(Records from a dataset)
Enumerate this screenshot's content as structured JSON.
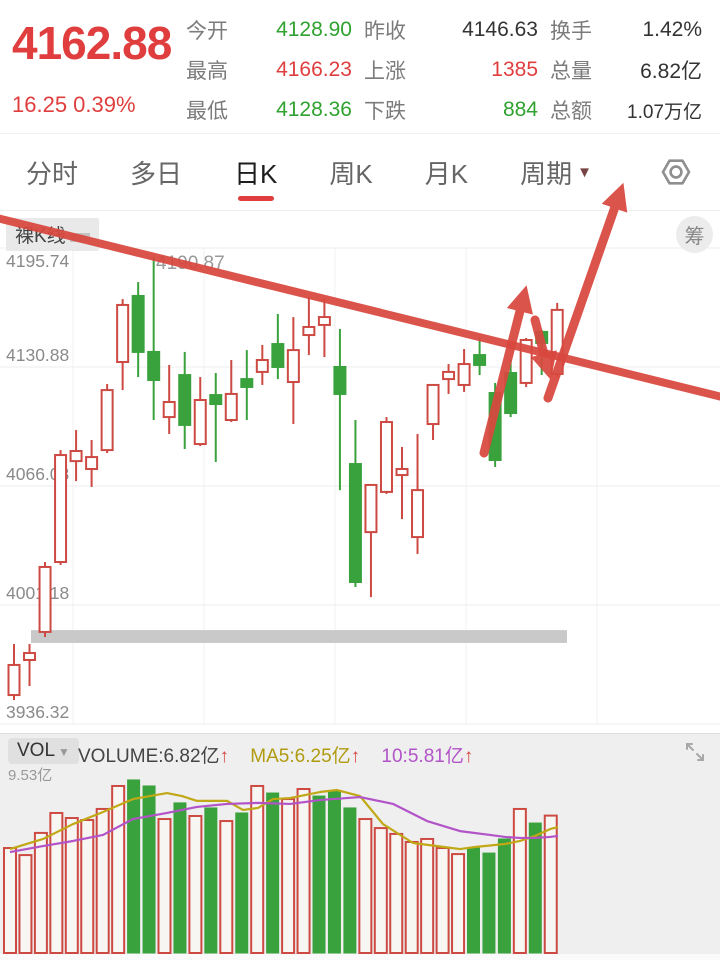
{
  "header": {
    "price": "4162.88",
    "change": "16.25 0.39%",
    "stats": [
      {
        "label": "今开",
        "value": "4128.90",
        "color": "green"
      },
      {
        "label": "昨收",
        "value": "4146.63",
        "color": "dark"
      },
      {
        "label": "换手",
        "value": "1.42%",
        "color": "dark"
      },
      {
        "label": "最高",
        "value": "4166.23",
        "color": "red"
      },
      {
        "label": "上涨",
        "value": "1385",
        "color": "red"
      },
      {
        "label": "总量",
        "value": "6.82亿",
        "color": "dark"
      },
      {
        "label": "最低",
        "value": "4128.36",
        "color": "green"
      },
      {
        "label": "下跌",
        "value": "884",
        "color": "green"
      },
      {
        "label": "总额",
        "value": "1.07万亿",
        "color": "dark",
        "small": true
      }
    ]
  },
  "tabs": {
    "items": [
      {
        "key": "tab-minute",
        "label": "分时",
        "selected": false
      },
      {
        "key": "tab-multiday",
        "label": "多日",
        "selected": false
      },
      {
        "key": "tab-daily-k",
        "label": "日K",
        "selected": true
      },
      {
        "key": "tab-weekly-k",
        "label": "周K",
        "selected": false
      },
      {
        "key": "tab-monthly-k",
        "label": "月K",
        "selected": false
      }
    ],
    "period_label": "周期",
    "period_caret": "▼"
  },
  "kchart": {
    "badge": "裸K线",
    "chip_badge": "筹",
    "high_annotation": "4190.87"
  },
  "volume_header": {
    "selector": "VOL",
    "selector_caret": "▼",
    "volume_label": "VOLUME:",
    "volume_value": "6.82亿",
    "ma5_label": "MA5:",
    "ma5_value": "6.25亿",
    "ma10_label": "10:",
    "ma10_value": "5.81亿",
    "up_arrow": "↑",
    "max_label": "9.53亿"
  },
  "colors": {
    "up": "#cd4a43",
    "down": "#3aa23c",
    "price_red": "#e03e3e",
    "ma5": "#c0a816",
    "ma10": "#b254c8",
    "annotation": "#d9483f",
    "grid": "#ededed",
    "support_bar": "#c9c9c9",
    "axis_text": "#8a8a8a"
  },
  "chart_data": [
    {
      "type": "candlestick",
      "title": "裸K线 daily K-line",
      "ylabel": "price",
      "axis_ticks": [
        4195.74,
        4130.88,
        4066.03,
        4001.18,
        3936.32
      ],
      "ylim": [
        3936.32,
        4195.74
      ],
      "grid": true,
      "note": "red hollow = up, green solid = down; high of bar 10 labeled 4190.87; gray support bar near 3985; hand-drawn red descending trendline and three red arrows",
      "candles": [
        [
          3952.1,
          3979.9,
          3949.4,
          3968.5
        ],
        [
          3971.2,
          3979.9,
          3957.0,
          3975.0
        ],
        [
          3986.5,
          4024.6,
          3983.7,
          4021.9
        ],
        [
          4024.6,
          4085.6,
          4023.0,
          4082.9
        ],
        [
          4079.6,
          4096.5,
          4068.7,
          4085.1
        ],
        [
          4075.3,
          4091.1,
          4065.5,
          4081.8
        ],
        [
          4085.6,
          4121.6,
          4084.0,
          4118.3
        ],
        [
          4133.6,
          4167.9,
          4118.3,
          4164.7
        ],
        [
          4169.6,
          4177.2,
          4125.4,
          4139.1
        ],
        [
          4139.1,
          4190.87,
          4102.0,
          4123.8
        ],
        [
          4103.6,
          4132.0,
          4094.4,
          4111.8
        ],
        [
          4126.5,
          4139.1,
          4086.2,
          4099.3
        ],
        [
          4088.9,
          4125.4,
          4087.8,
          4112.9
        ],
        [
          4115.6,
          4127.6,
          4079.1,
          4110.7
        ],
        [
          4102.0,
          4134.7,
          4100.9,
          4116.2
        ],
        [
          4124.3,
          4140.1,
          4102.0,
          4120.0
        ],
        [
          4128.2,
          4142.9,
          4121.1,
          4134.7
        ],
        [
          4143.4,
          4159.8,
          4124.3,
          4130.9
        ],
        [
          4122.7,
          4158.1,
          4099.8,
          4140.1
        ],
        [
          4148.3,
          4169.0,
          4137.4,
          4152.7
        ],
        [
          4153.8,
          4167.9,
          4136.3,
          4158.1
        ],
        [
          4130.9,
          4151.6,
          4063.8,
          4116.2
        ],
        [
          4078.0,
          4102.0,
          4011.0,
          4013.7
        ],
        [
          4040.9,
          4066.6,
          4005.5,
          4066.6
        ],
        [
          4062.8,
          4103.6,
          4061.7,
          4100.9
        ],
        [
          4072.0,
          4087.3,
          4048.0,
          4075.3
        ],
        [
          4038.2,
          4094.4,
          4029.0,
          4063.8
        ],
        [
          4099.8,
          4121.1,
          4091.1,
          4121.1
        ],
        [
          4124.3,
          4132.5,
          4116.2,
          4128.2
        ],
        [
          4121.1,
          4140.7,
          4117.3,
          4132.5
        ],
        [
          4137.4,
          4147.2,
          4126.5,
          4132.0
        ],
        [
          4116.7,
          4122.2,
          4076.4,
          4080.2
        ],
        [
          4127.6,
          4134.7,
          4103.6,
          4105.8
        ],
        [
          4122.2,
          4146.7,
          4120.0,
          4145.6
        ],
        [
          4150.0,
          4151.1,
          4126.5,
          4144.0
        ],
        [
          4127.1,
          4165.8,
          4125.4,
          4162.0
        ]
      ],
      "support_bar_price_span": [
        3987.5,
        3980.5
      ],
      "support_bar_x_span": [
        31,
        567
      ]
    },
    {
      "type": "bar",
      "title": "VOLUME (亿)",
      "ylim": [
        0,
        9.53
      ],
      "values": [
        5.21,
        4.86,
        5.96,
        6.95,
        6.7,
        6.6,
        7.15,
        8.29,
        8.59,
        8.29,
        6.65,
        7.45,
        6.8,
        7.2,
        6.55,
        6.95,
        8.29,
        7.94,
        7.64,
        8.14,
        7.79,
        8.04,
        7.2,
        6.65,
        6.2,
        5.91,
        5.51,
        5.66,
        5.21,
        4.91,
        5.21,
        4.96,
        5.66,
        7.15,
        6.45,
        6.82
      ],
      "bar_colors": [
        "u",
        "u",
        "u",
        "u",
        "u",
        "u",
        "u",
        "u",
        "d",
        "d",
        "u",
        "d",
        "u",
        "d",
        "u",
        "d",
        "u",
        "d",
        "u",
        "u",
        "d",
        "d",
        "d",
        "u",
        "u",
        "u",
        "u",
        "u",
        "u",
        "u",
        "d",
        "d",
        "d",
        "u",
        "d",
        "u"
      ],
      "series": [
        {
          "name": "MA5",
          "points": [
            [
              10,
              5.16
            ],
            [
              43,
              5.66
            ],
            [
              73,
              6.4
            ],
            [
              103,
              7.0
            ],
            [
              133,
              7.64
            ],
            [
              167,
              7.94
            ],
            [
              182,
              7.79
            ],
            [
              197,
              7.55
            ],
            [
              227,
              7.55
            ],
            [
              243,
              7.1
            ],
            [
              258,
              7.2
            ],
            [
              273,
              7.64
            ],
            [
              290,
              7.69
            ],
            [
              320,
              7.99
            ],
            [
              337,
              8.09
            ],
            [
              360,
              7.79
            ],
            [
              383,
              6.4
            ],
            [
              413,
              5.46
            ],
            [
              444,
              5.26
            ],
            [
              460,
              5.16
            ],
            [
              475,
              5.26
            ],
            [
              505,
              5.41
            ],
            [
              520,
              5.56
            ],
            [
              535,
              5.81
            ],
            [
              550,
              6.15
            ],
            [
              558,
              6.25
            ]
          ]
        },
        {
          "name": "MA10",
          "points": [
            [
              10,
              5.01
            ],
            [
              43,
              5.31
            ],
            [
              73,
              5.56
            ],
            [
              103,
              5.86
            ],
            [
              133,
              6.65
            ],
            [
              167,
              6.95
            ],
            [
              197,
              7.25
            ],
            [
              227,
              7.4
            ],
            [
              258,
              7.45
            ],
            [
              290,
              7.4
            ],
            [
              320,
              7.59
            ],
            [
              360,
              7.74
            ],
            [
              393,
              7.4
            ],
            [
              427,
              6.55
            ],
            [
              460,
              6.05
            ],
            [
              490,
              5.86
            ],
            [
              505,
              5.76
            ],
            [
              520,
              5.71
            ],
            [
              535,
              5.71
            ],
            [
              550,
              5.76
            ],
            [
              558,
              5.81
            ]
          ]
        }
      ]
    }
  ],
  "annotations": {
    "trendline": {
      "from": [
        -3,
        218
      ],
      "to": [
        722,
        397
      ]
    },
    "arrows": [
      {
        "name": "up-arrow",
        "from": [
          484,
          453
        ],
        "to": [
          521,
          307
        ]
      },
      {
        "name": "down-arrow",
        "from": [
          535,
          320
        ],
        "to": [
          545,
          358
        ]
      },
      {
        "name": "big-up-arrow",
        "from": [
          548,
          398
        ],
        "to": [
          616,
          204
        ]
      }
    ]
  }
}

__AIM OF THE TASK__
Find each line holding the string "name" and copy it out.

__THE REPLY__
          "name": "MA5",
          "name": "MA10",
        "name": "up-arrow",
        "name": "down-arrow",
        "name": "big-up-arrow",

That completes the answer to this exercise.